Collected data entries
::::::::
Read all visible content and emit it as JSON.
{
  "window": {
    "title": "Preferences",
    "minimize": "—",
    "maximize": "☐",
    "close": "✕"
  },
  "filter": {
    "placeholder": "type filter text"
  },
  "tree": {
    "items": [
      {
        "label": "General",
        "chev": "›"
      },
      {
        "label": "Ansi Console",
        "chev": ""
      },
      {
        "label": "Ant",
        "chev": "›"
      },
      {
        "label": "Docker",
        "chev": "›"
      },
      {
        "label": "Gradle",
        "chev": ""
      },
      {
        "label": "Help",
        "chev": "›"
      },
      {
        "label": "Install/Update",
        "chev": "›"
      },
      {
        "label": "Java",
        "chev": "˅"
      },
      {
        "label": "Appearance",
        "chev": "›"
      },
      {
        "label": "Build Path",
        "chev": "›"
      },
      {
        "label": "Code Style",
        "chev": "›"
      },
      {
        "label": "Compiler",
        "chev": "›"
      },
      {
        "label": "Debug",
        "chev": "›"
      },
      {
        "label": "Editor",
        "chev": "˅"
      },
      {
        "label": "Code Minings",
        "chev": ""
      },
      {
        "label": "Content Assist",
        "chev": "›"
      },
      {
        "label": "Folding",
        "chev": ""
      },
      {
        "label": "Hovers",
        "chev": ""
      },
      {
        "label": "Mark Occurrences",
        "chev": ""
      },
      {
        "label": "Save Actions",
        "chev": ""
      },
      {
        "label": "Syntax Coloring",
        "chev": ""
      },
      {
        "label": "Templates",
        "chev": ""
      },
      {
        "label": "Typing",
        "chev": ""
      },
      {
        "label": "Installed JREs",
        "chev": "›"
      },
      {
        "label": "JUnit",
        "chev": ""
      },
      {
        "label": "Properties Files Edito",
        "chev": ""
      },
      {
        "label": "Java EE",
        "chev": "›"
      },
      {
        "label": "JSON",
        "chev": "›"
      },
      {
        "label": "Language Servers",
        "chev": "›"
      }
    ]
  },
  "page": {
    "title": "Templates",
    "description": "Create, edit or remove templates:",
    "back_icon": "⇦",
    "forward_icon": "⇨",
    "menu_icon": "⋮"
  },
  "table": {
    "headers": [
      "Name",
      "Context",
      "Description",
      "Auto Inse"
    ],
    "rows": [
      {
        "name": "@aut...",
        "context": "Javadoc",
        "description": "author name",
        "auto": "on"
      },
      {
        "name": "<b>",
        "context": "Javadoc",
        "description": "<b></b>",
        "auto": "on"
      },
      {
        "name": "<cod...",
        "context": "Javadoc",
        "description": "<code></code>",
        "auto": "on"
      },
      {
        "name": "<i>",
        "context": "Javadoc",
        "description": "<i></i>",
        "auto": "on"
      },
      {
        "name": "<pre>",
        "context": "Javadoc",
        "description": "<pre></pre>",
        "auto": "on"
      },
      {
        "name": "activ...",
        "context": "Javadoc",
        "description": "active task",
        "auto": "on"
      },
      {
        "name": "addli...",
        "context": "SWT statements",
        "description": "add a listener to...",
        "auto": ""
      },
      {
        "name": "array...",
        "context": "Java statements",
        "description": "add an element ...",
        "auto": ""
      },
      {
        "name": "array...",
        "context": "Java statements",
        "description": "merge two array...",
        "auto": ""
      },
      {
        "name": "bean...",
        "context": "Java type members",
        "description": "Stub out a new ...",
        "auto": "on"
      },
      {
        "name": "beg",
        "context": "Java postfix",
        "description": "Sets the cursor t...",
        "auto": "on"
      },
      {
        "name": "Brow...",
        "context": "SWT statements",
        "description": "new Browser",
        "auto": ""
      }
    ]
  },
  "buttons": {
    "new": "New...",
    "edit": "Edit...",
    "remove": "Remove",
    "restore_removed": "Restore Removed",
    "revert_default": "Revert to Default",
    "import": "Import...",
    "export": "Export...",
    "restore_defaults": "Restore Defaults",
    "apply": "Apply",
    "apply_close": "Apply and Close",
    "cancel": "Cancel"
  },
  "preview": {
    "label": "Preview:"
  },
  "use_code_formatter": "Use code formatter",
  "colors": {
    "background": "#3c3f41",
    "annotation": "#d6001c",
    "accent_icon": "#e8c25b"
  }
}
::::::::
What to produce:
The records above should all be quoted exactly, please.

The result:
Read all visible content and emit it as JSON.
{
  "window": {
    "title": "Preferences",
    "minimize": "—",
    "maximize": "☐",
    "close": "✕"
  },
  "filter": {
    "placeholder": "type filter text"
  },
  "tree": {
    "items": [
      {
        "label": "General",
        "chev": "›"
      },
      {
        "label": "Ansi Console",
        "chev": ""
      },
      {
        "label": "Ant",
        "chev": "›"
      },
      {
        "label": "Docker",
        "chev": "›"
      },
      {
        "label": "Gradle",
        "chev": ""
      },
      {
        "label": "Help",
        "chev": "›"
      },
      {
        "label": "Install/Update",
        "chev": "›"
      },
      {
        "label": "Java",
        "chev": "˅"
      },
      {
        "label": "Appearance",
        "chev": "›"
      },
      {
        "label": "Build Path",
        "chev": "›"
      },
      {
        "label": "Code Style",
        "chev": "›"
      },
      {
        "label": "Compiler",
        "chev": "›"
      },
      {
        "label": "Debug",
        "chev": "›"
      },
      {
        "label": "Editor",
        "chev": "˅"
      },
      {
        "label": "Code Minings",
        "chev": ""
      },
      {
        "label": "Content Assist",
        "chev": "›"
      },
      {
        "label": "Folding",
        "chev": ""
      },
      {
        "label": "Hovers",
        "chev": ""
      },
      {
        "label": "Mark Occurrences",
        "chev": ""
      },
      {
        "label": "Save Actions",
        "chev": ""
      },
      {
        "label": "Syntax Coloring",
        "chev": ""
      },
      {
        "label": "Templates",
        "chev": ""
      },
      {
        "label": "Typing",
        "chev": ""
      },
      {
        "label": "Installed JREs",
        "chev": "›"
      },
      {
        "label": "JUnit",
        "chev": ""
      },
      {
        "label": "Properties Files Edito",
        "chev": ""
      },
      {
        "label": "Java EE",
        "chev": "›"
      },
      {
        "label": "JSON",
        "chev": "›"
      },
      {
        "label": "Language Servers",
        "chev": "›"
      }
    ]
  },
  "page": {
    "title": "Templates",
    "description": "Create, edit or remove templates:",
    "back_icon": "⇦",
    "forward_icon": "⇨",
    "menu_icon": "⋮"
  },
  "table": {
    "headers": [
      "Name",
      "Context",
      "Description",
      "Auto Inse"
    ],
    "rows": [
      {
        "name": "@aut...",
        "context": "Javadoc",
        "description": "author name",
        "auto": "on"
      },
      {
        "name": "<b>",
        "context": "Javadoc",
        "description": "<b></b>",
        "auto": "on"
      },
      {
        "name": "<cod...",
        "context": "Javadoc",
        "description": "<code></code>",
        "auto": "on"
      },
      {
        "name": "<i>",
        "context": "Javadoc",
        "description": "<i></i>",
        "auto": "on"
      },
      {
        "name": "<pre>",
        "context": "Javadoc",
        "description": "<pre></pre>",
        "auto": "on"
      },
      {
        "name": "activ...",
        "context": "Javadoc",
        "description": "active task",
        "auto": "on"
      },
      {
        "name": "addli...",
        "context": "SWT statements",
        "description": "add a listener to...",
        "auto": ""
      },
      {
        "name": "array...",
        "context": "Java statements",
        "description": "add an element ...",
        "auto": ""
      },
      {
        "name": "array...",
        "context": "Java statements",
        "description": "merge two array...",
        "auto": ""
      },
      {
        "name": "bean...",
        "context": "Java type members",
        "description": "Stub out a new ...",
        "auto": "on"
      },
      {
        "name": "beg",
        "context": "Java postfix",
        "description": "Sets the cursor t...",
        "auto": "on"
      },
      {
        "name": "Brow...",
        "context": "SWT statements",
        "description": "new Browser",
        "auto": ""
      }
    ]
  },
  "buttons": {
    "new": "New...",
    "edit": "Edit...",
    "remove": "Remove",
    "restore_removed": "Restore Removed",
    "revert_default": "Revert to Default",
    "import": "Import...",
    "export": "Export...",
    "restore_defaults": "Restore Defaults",
    "apply": "Apply",
    "apply_close": "Apply and Close",
    "cancel": "Cancel"
  },
  "preview": {
    "label": "Preview:"
  },
  "use_code_formatter": "Use code formatter",
  "colors": {
    "background": "#3c3f41",
    "annotation": "#d6001c",
    "accent_icon": "#e8c25b"
  }
}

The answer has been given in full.